**Goal**: Search the records for "potentials" and copy each line that holds it.

**Records supplied**:
******************************

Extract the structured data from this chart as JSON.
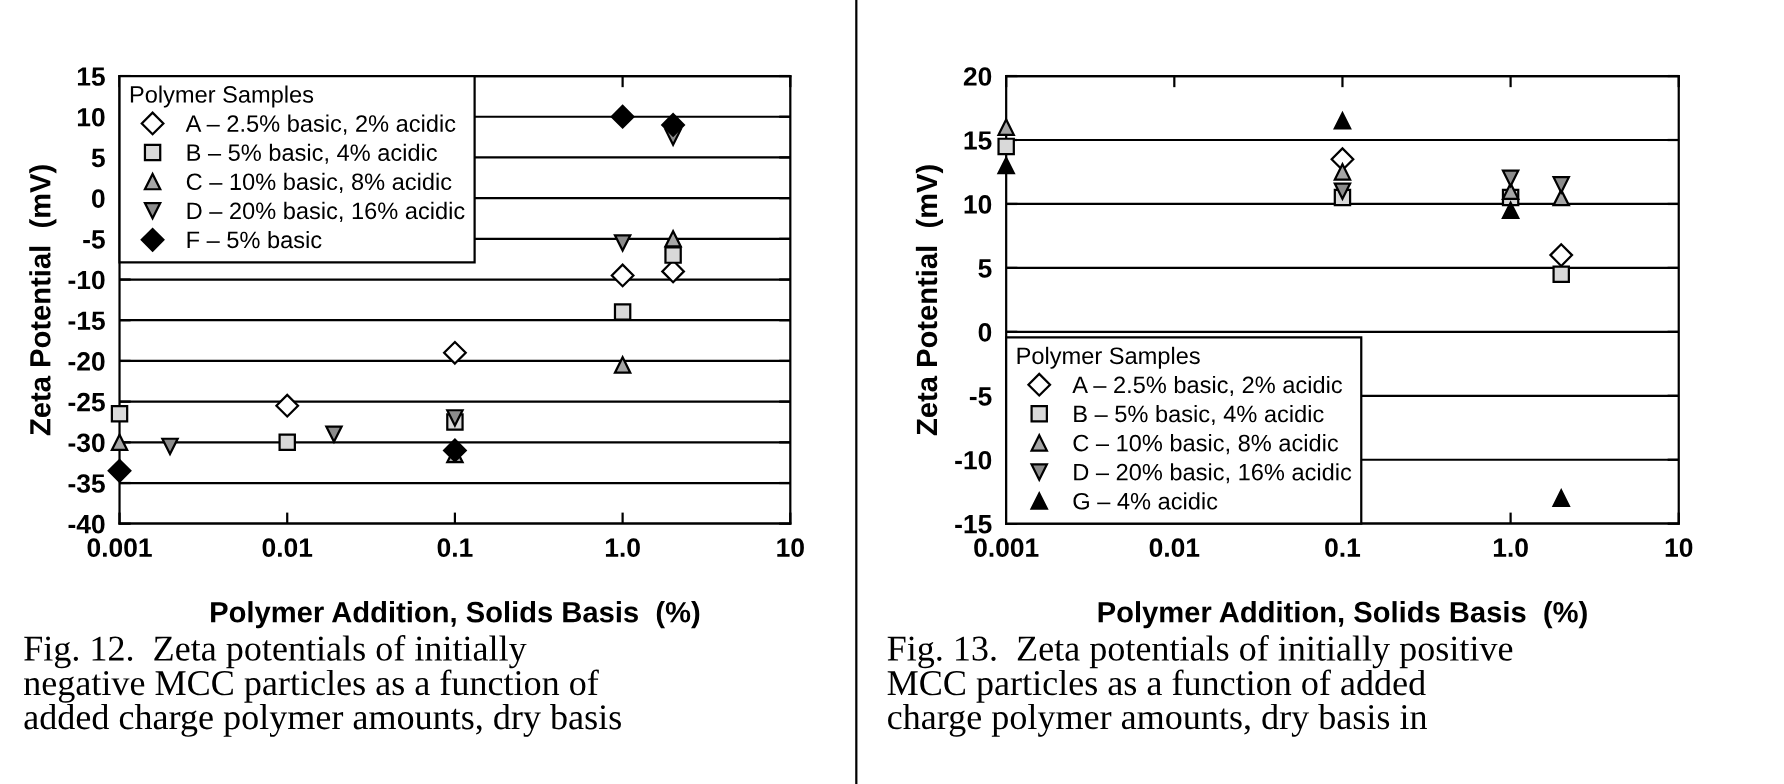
{
  "chart_data": [
    {
      "type": "scatter",
      "xlabel": "Polymer Addition, Solids Basis  (%)",
      "ylabel": "Zeta Potential  (mV)",
      "legend_title": "Polymer Samples",
      "legend": "top left",
      "log": "x",
      "grid": "y",
      "xlim": [
        0.001,
        10
      ],
      "xticks": [
        0.001,
        0.01,
        0.1,
        {
          "value": 1,
          "label": "1.0"
        },
        10
      ],
      "ylim": [
        -40,
        15
      ],
      "yticks": [
        -40,
        -35,
        -30,
        -25,
        -20,
        -15,
        -10,
        -5,
        0,
        5,
        10,
        15
      ],
      "series": [
        {
          "name": "A – 2.5% basic, 2% acidic",
          "color": "#ffffff",
          "marker": "diamond",
          "x": [
            0.01,
            0.1,
            1,
            2
          ],
          "values": [
            -25.5,
            -19,
            -9.5,
            -9
          ]
        },
        {
          "name": "B – 5% basic, 4% acidic",
          "color": "#d9d9d9",
          "marker": "square",
          "x": [
            0.001,
            0.01,
            0.1,
            1,
            2
          ],
          "values": [
            -26.5,
            -30,
            -27.5,
            -14,
            -7
          ]
        },
        {
          "name": "C – 10% basic, 8% acidic",
          "color": "#a6a6a6",
          "marker": "triangle",
          "x": [
            0.001,
            0.1,
            1,
            2
          ],
          "values": [
            -30,
            -31.5,
            -20.5,
            -5
          ]
        },
        {
          "name": "D – 20% basic, 16% acidic",
          "color": "#8c8c8c",
          "marker": "triangle_down",
          "x": [
            0.002,
            0.019,
            0.1,
            1,
            2
          ],
          "values": [
            -30.5,
            -29,
            -27,
            -5.5,
            7.5
          ]
        },
        {
          "name": "F – 5% basic",
          "color": "#000000",
          "marker": "diamond",
          "x": [
            0.001,
            0.1,
            1,
            2
          ],
          "values": [
            -33.5,
            -31,
            10,
            9
          ]
        }
      ],
      "annotations": [
        "Fig. 12.  Zeta potentials of initially\nnegative MCC particles as a function of\nadded charge polymer amounts, dry basis"
      ]
    },
    {
      "type": "scatter",
      "xlabel": "Polymer Addition, Solids Basis  (%)",
      "ylabel": "Zeta Potential  (mV)",
      "legend_title": "Polymer Samples",
      "legend": "bottom left",
      "log": "x",
      "grid": "y",
      "xlim": [
        0.001,
        10
      ],
      "xticks": [
        0.001,
        0.01,
        0.1,
        {
          "value": 1,
          "label": "1.0"
        },
        10
      ],
      "ylim": [
        -15,
        20
      ],
      "yticks": [
        -15,
        -10,
        -5,
        0,
        5,
        10,
        15,
        20
      ],
      "series": [
        {
          "name": "A – 2.5% basic, 2% acidic",
          "color": "#ffffff",
          "marker": "diamond",
          "x": [
            0.1,
            2
          ],
          "values": [
            13.5,
            6
          ]
        },
        {
          "name": "B – 5% basic, 4% acidic",
          "color": "#d9d9d9",
          "marker": "square",
          "x": [
            0.001,
            0.1,
            1,
            2
          ],
          "values": [
            14.5,
            10.5,
            10.5,
            4.5
          ]
        },
        {
          "name": "C – 10% basic, 8% acidic",
          "color": "#a6a6a6",
          "marker": "triangle",
          "x": [
            0.001,
            0.1,
            1,
            2
          ],
          "values": [
            16,
            12.5,
            11,
            10.5
          ]
        },
        {
          "name": "D – 20% basic, 16% acidic",
          "color": "#8c8c8c",
          "marker": "triangle_down",
          "x": [
            0.1,
            1,
            2
          ],
          "values": [
            11,
            12,
            11.5
          ]
        },
        {
          "name": "G – 4% acidic",
          "color": "#000000",
          "marker": "triangle",
          "x": [
            0.001,
            0.1,
            1,
            2
          ],
          "values": [
            13,
            16.5,
            9.5,
            -13
          ]
        }
      ],
      "annotations": [
        "Fig. 13.  Zeta potentials of initially positive\nMCC particles as a function of added\ncharge polymer amounts, dry basis in"
      ]
    }
  ]
}
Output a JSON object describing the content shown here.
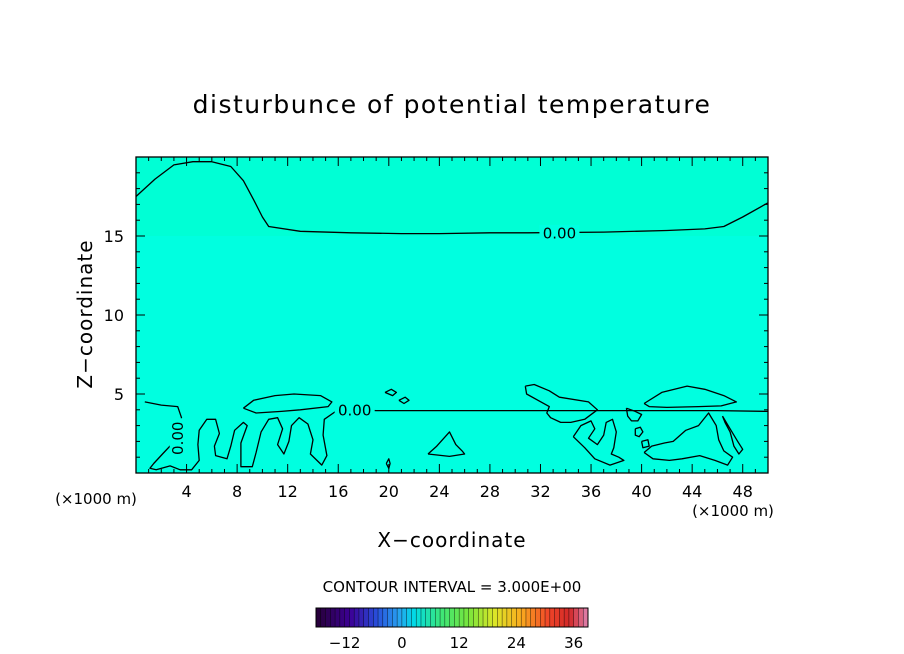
{
  "chart_data": {
    "type": "contour",
    "title": "disturbunce of potential temperature",
    "xlabel": "X−coordinate",
    "ylabel": "Z−coordinate",
    "x_unit_left": "(×1000 m)",
    "x_unit_right": "(×1000 m)",
    "xlim": [
      0,
      50
    ],
    "ylim": [
      0,
      20
    ],
    "xticks": [
      4,
      8,
      12,
      16,
      20,
      24,
      28,
      32,
      36,
      40,
      44,
      48
    ],
    "yticks": [
      5,
      10,
      15
    ],
    "contour_interval_text": "CONTOUR INTERVAL = 3.000E+00",
    "contour_label": "0.00",
    "contour_label_values": [
      0.0,
      0.0,
      0.0
    ],
    "field_color": "#00ffe0",
    "colorbar": {
      "min": -18,
      "max": 39,
      "ticks": [
        -12,
        0,
        12,
        24,
        36
      ],
      "tick_labels": [
        "−12",
        "0",
        "12",
        "24",
        "36"
      ]
    },
    "contours": [
      {
        "value": 0.0,
        "points": [
          [
            0,
            17.5
          ],
          [
            1.5,
            18.6
          ],
          [
            3,
            19.5
          ],
          [
            4.5,
            19.7
          ],
          [
            6,
            19.7
          ],
          [
            7.5,
            19.4
          ],
          [
            8.5,
            18.5
          ],
          [
            9.3,
            17.3
          ],
          [
            10,
            16.2
          ],
          [
            10.5,
            15.6
          ],
          [
            13,
            15.3
          ],
          [
            17,
            15.2
          ],
          [
            21,
            15.15
          ],
          [
            24,
            15.15
          ],
          [
            28,
            15.2
          ],
          [
            31,
            15.2
          ],
          [
            37,
            15.25
          ],
          [
            42,
            15.35
          ],
          [
            45,
            15.45
          ],
          [
            46.5,
            15.6
          ],
          [
            48,
            16.2
          ],
          [
            50,
            17.1
          ]
        ]
      },
      {
        "value": 0.0,
        "points": [
          [
            0.7,
            4.5
          ],
          [
            2,
            4.3
          ],
          [
            3.3,
            4.2
          ],
          [
            3.6,
            3.5
          ],
          [
            3.4,
            2.5
          ],
          [
            2.8,
            1.8
          ],
          [
            2.1,
            1.2
          ],
          [
            1.4,
            0.6
          ],
          [
            1.1,
            0.3
          ],
          [
            1.6,
            0.2
          ],
          [
            2.7,
            0.45
          ],
          [
            3.5,
            0.2
          ],
          [
            4.4,
            0.2
          ],
          [
            5,
            0.8
          ],
          [
            4.9,
            1.8
          ],
          [
            5,
            2.7
          ],
          [
            5.6,
            3.4
          ],
          [
            6.3,
            3.4
          ],
          [
            6.6,
            2.5
          ],
          [
            6.2,
            1.7
          ],
          [
            6.3,
            1.1
          ],
          [
            7.2,
            0.9
          ],
          [
            7.5,
            1.7
          ],
          [
            7.8,
            2.7
          ],
          [
            8.5,
            3.2
          ],
          [
            8.8,
            3.0
          ],
          [
            8.3,
            1.9
          ],
          [
            8.3,
            0.4
          ],
          [
            9.2,
            0.4
          ],
          [
            9.5,
            1.3
          ],
          [
            9.9,
            2.6
          ],
          [
            10.5,
            3.4
          ],
          [
            11.2,
            3.5
          ],
          [
            11.6,
            2.8
          ],
          [
            11.2,
            1.8
          ],
          [
            11.7,
            1.2
          ],
          [
            12.1,
            2.0
          ],
          [
            12.3,
            3.0
          ],
          [
            12.9,
            3.5
          ],
          [
            13.6,
            3.1
          ],
          [
            14,
            2.1
          ],
          [
            13.8,
            1.2
          ],
          [
            14.7,
            0.5
          ],
          [
            15.1,
            1.1
          ],
          [
            14.8,
            2.4
          ],
          [
            14.9,
            3.4
          ],
          [
            15.8,
            3.9
          ],
          [
            17,
            4.0
          ],
          [
            19,
            3.95
          ],
          [
            23,
            3.95
          ],
          [
            27,
            3.95
          ],
          [
            33,
            3.95
          ],
          [
            39,
            3.95
          ],
          [
            44,
            3.95
          ],
          [
            46,
            3.95
          ],
          [
            50,
            3.9
          ]
        ]
      },
      {
        "value": 0.0,
        "points": [
          [
            8.5,
            4.1
          ],
          [
            9.3,
            4.6
          ],
          [
            11,
            4.9
          ],
          [
            12.5,
            5.0
          ],
          [
            14.6,
            4.9
          ],
          [
            15.5,
            4.5
          ],
          [
            15.2,
            4.2
          ],
          [
            13,
            4.0
          ],
          [
            11.5,
            3.9
          ],
          [
            9.5,
            3.8
          ],
          [
            8.5,
            4.1
          ]
        ]
      },
      {
        "value": 0.0,
        "points": [
          [
            30.8,
            5.5
          ],
          [
            31.5,
            5.6
          ],
          [
            32.7,
            5.2
          ],
          [
            33.5,
            4.8
          ],
          [
            35.8,
            4.5
          ],
          [
            36.5,
            4.0
          ],
          [
            35.5,
            3.4
          ],
          [
            34.4,
            3.2
          ],
          [
            33.6,
            3.2
          ],
          [
            32.8,
            3.5
          ],
          [
            32.5,
            3.8
          ],
          [
            32.7,
            4.2
          ],
          [
            31.8,
            4.6
          ],
          [
            30.9,
            5.0
          ],
          [
            30.8,
            5.5
          ]
        ]
      },
      {
        "value": 0.0,
        "points": [
          [
            40.2,
            4.4
          ],
          [
            41.6,
            5.1
          ],
          [
            43.6,
            5.5
          ],
          [
            45,
            5.3
          ],
          [
            46.5,
            4.9
          ],
          [
            47.5,
            4.5
          ],
          [
            46.3,
            4.25
          ],
          [
            44.5,
            4.2
          ],
          [
            42,
            4.15
          ],
          [
            40.6,
            4.2
          ],
          [
            40.2,
            4.4
          ]
        ]
      },
      {
        "value": 0.0,
        "points": [
          [
            23.1,
            1.2
          ],
          [
            23.8,
            1.7
          ],
          [
            24.8,
            2.6
          ],
          [
            25.3,
            1.8
          ],
          [
            25.8,
            1.4
          ],
          [
            26,
            1.2
          ],
          [
            24.8,
            1.05
          ],
          [
            23.1,
            1.2
          ]
        ]
      },
      {
        "value": 0.0,
        "points": [
          [
            34.6,
            2.3
          ],
          [
            35.2,
            3.0
          ],
          [
            36.0,
            3.3
          ],
          [
            36.3,
            2.8
          ],
          [
            35.8,
            2.2
          ],
          [
            36.5,
            1.8
          ],
          [
            37.0,
            2.4
          ],
          [
            37.2,
            3.2
          ],
          [
            37.7,
            3.4
          ],
          [
            38.0,
            2.6
          ],
          [
            37.8,
            1.6
          ],
          [
            37.6,
            1.2
          ],
          [
            38.2,
            1.0
          ],
          [
            38.6,
            0.8
          ],
          [
            37.5,
            0.5
          ],
          [
            36.3,
            0.9
          ],
          [
            35.5,
            1.6
          ],
          [
            34.6,
            2.3
          ]
        ]
      },
      {
        "value": 0.0,
        "points": [
          [
            40.2,
            1.3
          ],
          [
            40.8,
            1.7
          ],
          [
            41.8,
            1.9
          ],
          [
            42.5,
            2.0
          ],
          [
            43.5,
            2.7
          ],
          [
            44.5,
            3.0
          ],
          [
            45.3,
            3.8
          ],
          [
            45.9,
            3.0
          ],
          [
            46.1,
            2.1
          ],
          [
            46.5,
            1.4
          ],
          [
            47.2,
            1.0
          ],
          [
            46.8,
            0.5
          ],
          [
            45.8,
            0.8
          ],
          [
            44.6,
            1.1
          ],
          [
            43.2,
            0.9
          ],
          [
            42.2,
            0.8
          ],
          [
            40.9,
            0.9
          ],
          [
            40.2,
            1.3
          ]
        ]
      },
      {
        "value": 0.0,
        "points": [
          [
            46.4,
            3.6
          ],
          [
            47.0,
            2.8
          ],
          [
            47.6,
            2.0
          ],
          [
            48.0,
            1.5
          ],
          [
            47.7,
            1.2
          ],
          [
            47.3,
            1.7
          ],
          [
            47.0,
            2.6
          ],
          [
            46.6,
            3.2
          ],
          [
            46.4,
            3.6
          ]
        ]
      },
      {
        "value": 0.0,
        "points": [
          [
            38.8,
            4.1
          ],
          [
            39.5,
            3.9
          ],
          [
            40.0,
            3.7
          ],
          [
            39.7,
            3.3
          ],
          [
            39.2,
            3.3
          ],
          [
            38.9,
            3.6
          ],
          [
            38.8,
            4.1
          ]
        ]
      },
      {
        "value": 0.0,
        "points": [
          [
            39.5,
            2.8
          ],
          [
            39.9,
            2.9
          ],
          [
            40.1,
            2.6
          ],
          [
            39.8,
            2.3
          ],
          [
            39.5,
            2.4
          ],
          [
            39.5,
            2.8
          ]
        ]
      },
      {
        "value": 0.0,
        "points": [
          [
            40.0,
            2.0
          ],
          [
            40.5,
            2.1
          ],
          [
            40.6,
            1.7
          ],
          [
            40.1,
            1.6
          ],
          [
            40.0,
            2.0
          ]
        ]
      },
      {
        "value": 0.0,
        "points": [
          [
            19.7,
            5.1
          ],
          [
            20.2,
            5.3
          ],
          [
            20.6,
            5.1
          ],
          [
            20.3,
            4.9
          ],
          [
            19.7,
            5.1
          ]
        ]
      },
      {
        "value": 0.0,
        "points": [
          [
            20.8,
            4.6
          ],
          [
            21.3,
            4.8
          ],
          [
            21.6,
            4.6
          ],
          [
            21.2,
            4.4
          ],
          [
            20.8,
            4.6
          ]
        ]
      },
      {
        "value": 0.0,
        "points": [
          [
            19.8,
            0.6
          ],
          [
            20.0,
            0.9
          ],
          [
            20.1,
            0.6
          ],
          [
            20.0,
            0.3
          ],
          [
            19.8,
            0.6
          ]
        ]
      }
    ],
    "contour_label_positions": [
      [
        33.5,
        15.2
      ],
      [
        17.3,
        4.0
      ],
      [
        3.3,
        2.2
      ]
    ],
    "contour_label_rotations": [
      0,
      0,
      -90
    ]
  }
}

******************************

**Exercise result**:
        "Fig. 12.  Zeta potentials of initially\nnegative MCC particles as a function of\nadded charge polymer amounts, dry basis"
        "Fig. 13.  Zeta potentials of initially positive\nMCC particles as a function of added\ncharge polymer amounts, dry basis in"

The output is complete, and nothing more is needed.